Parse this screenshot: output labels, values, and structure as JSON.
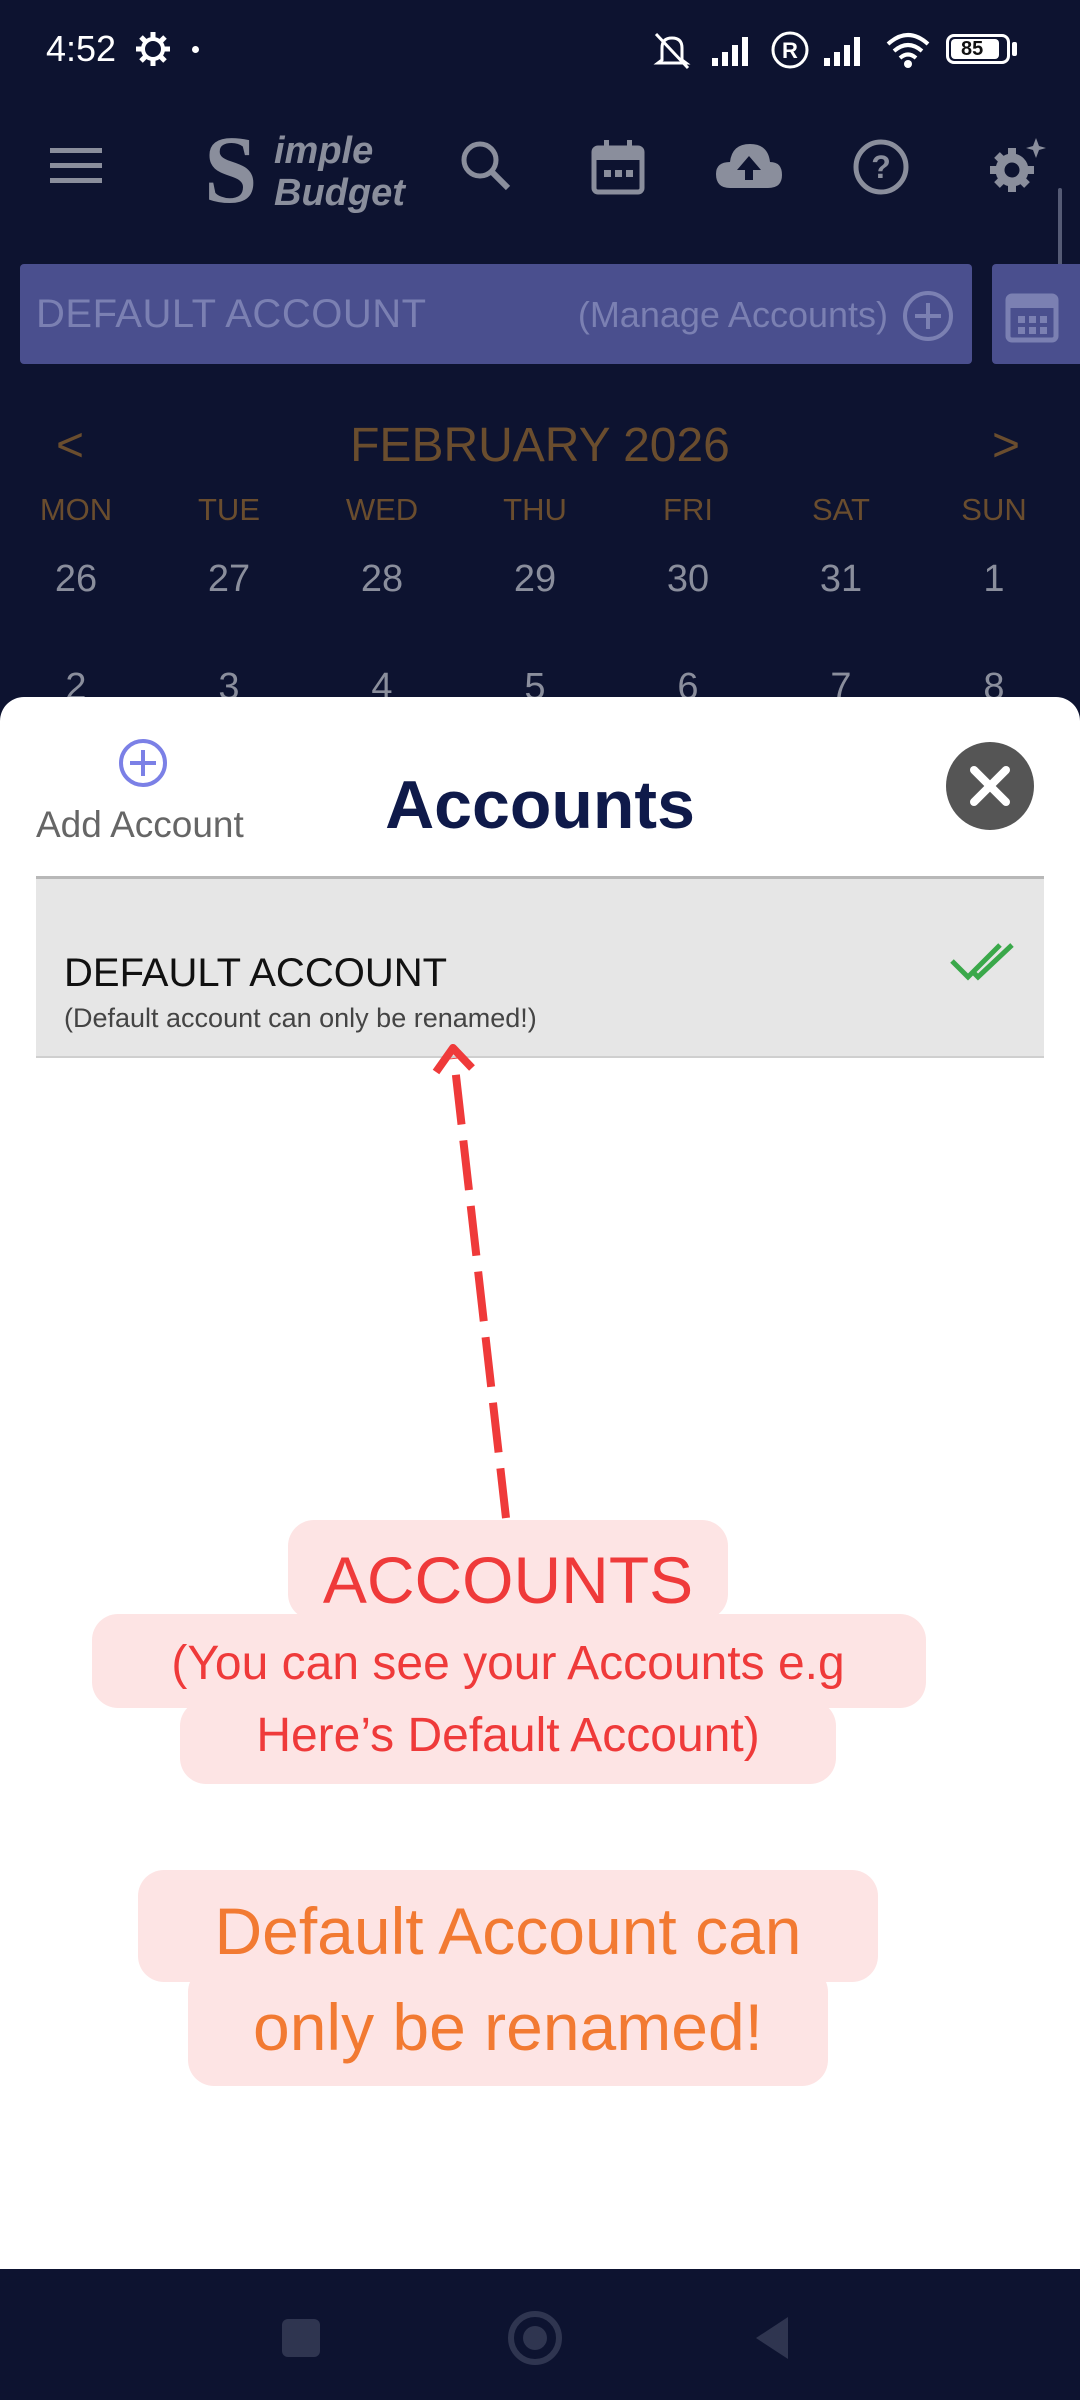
{
  "status_bar": {
    "time": "4:52",
    "battery": "85"
  },
  "app": {
    "logo_top": "imple",
    "logo_bottom": "Budget"
  },
  "account_bar": {
    "name": "DEFAULT ACCOUNT",
    "manage": "(Manage Accounts)"
  },
  "calendar": {
    "prev": "<",
    "next": ">",
    "month": "FEBRUARY 2026",
    "weekdays": [
      "MON",
      "TUE",
      "WED",
      "THU",
      "FRI",
      "SAT",
      "SUN"
    ],
    "week1": [
      "26",
      "27",
      "28",
      "29",
      "30",
      "31",
      "1"
    ],
    "week2": [
      "2",
      "3",
      "4",
      "5",
      "6",
      "7",
      "8"
    ]
  },
  "sheet": {
    "add_label": "Add Account",
    "title": "Accounts",
    "account": {
      "name": "DEFAULT ACCOUNT",
      "note": "(Default account can only be renamed!)"
    }
  },
  "annotations": {
    "accounts_title": "ACCOUNTS",
    "accounts_line1": "(You can see your Accounts e.g",
    "accounts_line2": "Here’s Default Account)",
    "rename_line1": "Default Account can",
    "rename_line2": "only be renamed!"
  },
  "colors": {
    "accent_red": "#ef3a3a",
    "accent_orange": "#f27a32",
    "check_green": "#3aa84a"
  }
}
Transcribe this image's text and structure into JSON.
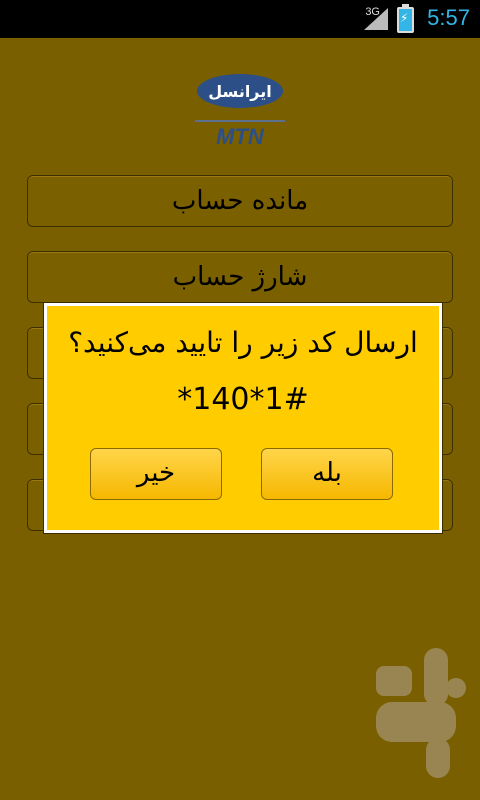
{
  "status_bar": {
    "network": "3G",
    "time": "5:57"
  },
  "logo": {
    "brand_fa": "ایرانسل",
    "brand_en": "MTN"
  },
  "menu": {
    "items": [
      {
        "label": "مانده حساب"
      },
      {
        "label": "شارژ حساب"
      },
      {
        "label": ""
      },
      {
        "label": ""
      },
      {
        "label": ""
      }
    ]
  },
  "dialog": {
    "message": "ارسال کد زیر را تایید می‌کنید؟",
    "code": "*140*1#",
    "yes_label": "بله",
    "no_label": "خیر"
  },
  "colors": {
    "background": "#7a5f00",
    "dialog": "#ffcc00",
    "accent": "#33b5e5"
  }
}
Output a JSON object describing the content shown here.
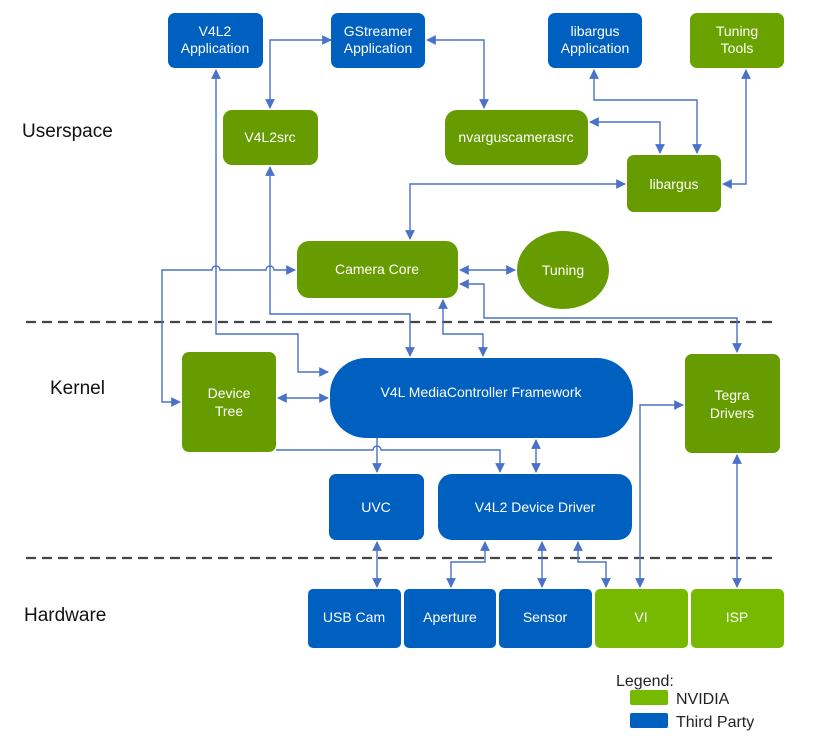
{
  "colors": {
    "third_party": "#0060c0",
    "nvidia_dark": "#669c00",
    "nvidia_light": "#76b900",
    "connector": "#4a72c8"
  },
  "layers": {
    "userspace": "Userspace",
    "kernel": "Kernel",
    "hardware": "Hardware"
  },
  "nodes": {
    "v4l2_app": [
      "V4L2",
      "Application"
    ],
    "gstreamer_app": [
      "GStreamer",
      "Application"
    ],
    "libargus_app": [
      "libargus",
      "Application"
    ],
    "tuning_tools": [
      "Tuning",
      "Tools"
    ],
    "v4l2src": "V4L2src",
    "nvarguscamerasrc": "nvarguscamerasrc",
    "libargus": "libargus",
    "camera_core": "Camera Core",
    "tuning": "Tuning",
    "device_tree": [
      "Device",
      "Tree"
    ],
    "mediacontroller": "V4L MediaController Framework",
    "tegra_drivers": [
      "Tegra",
      "Drivers"
    ],
    "uvc": "UVC",
    "v4l2_device_driver": "V4L2 Device Driver",
    "usb_cam": "USB Cam",
    "aperture": "Aperture",
    "sensor": "Sensor",
    "vi": "VI",
    "isp": "ISP"
  },
  "legend": {
    "title": "Legend:",
    "items": [
      {
        "label": "NVIDIA"
      },
      {
        "label": "Third Party"
      }
    ]
  }
}
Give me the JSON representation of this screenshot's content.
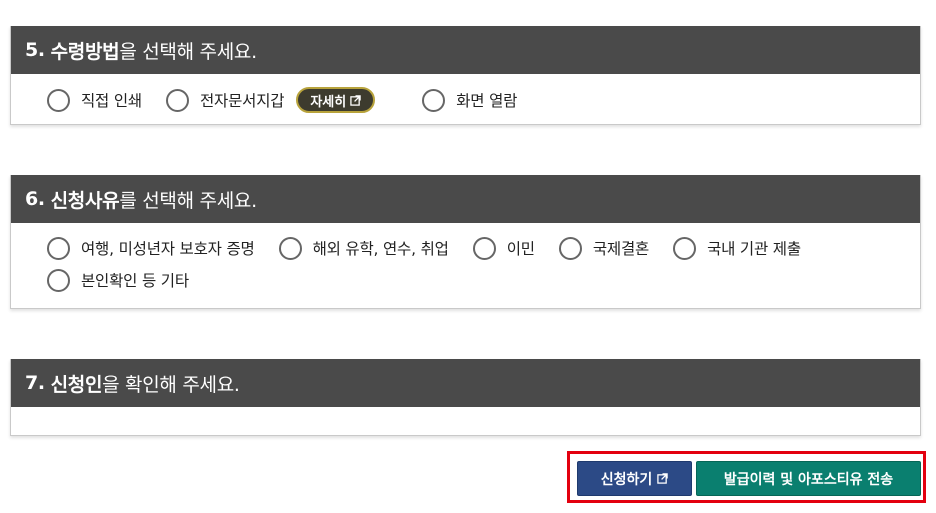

● Requirements
Identify the lines that contain the string "screenshot", and copy every one of them.

● Solution to this problem
Parse this screenshot: output labels, values, and structure as JSON.
Give me the JSON representation of this screenshot's content.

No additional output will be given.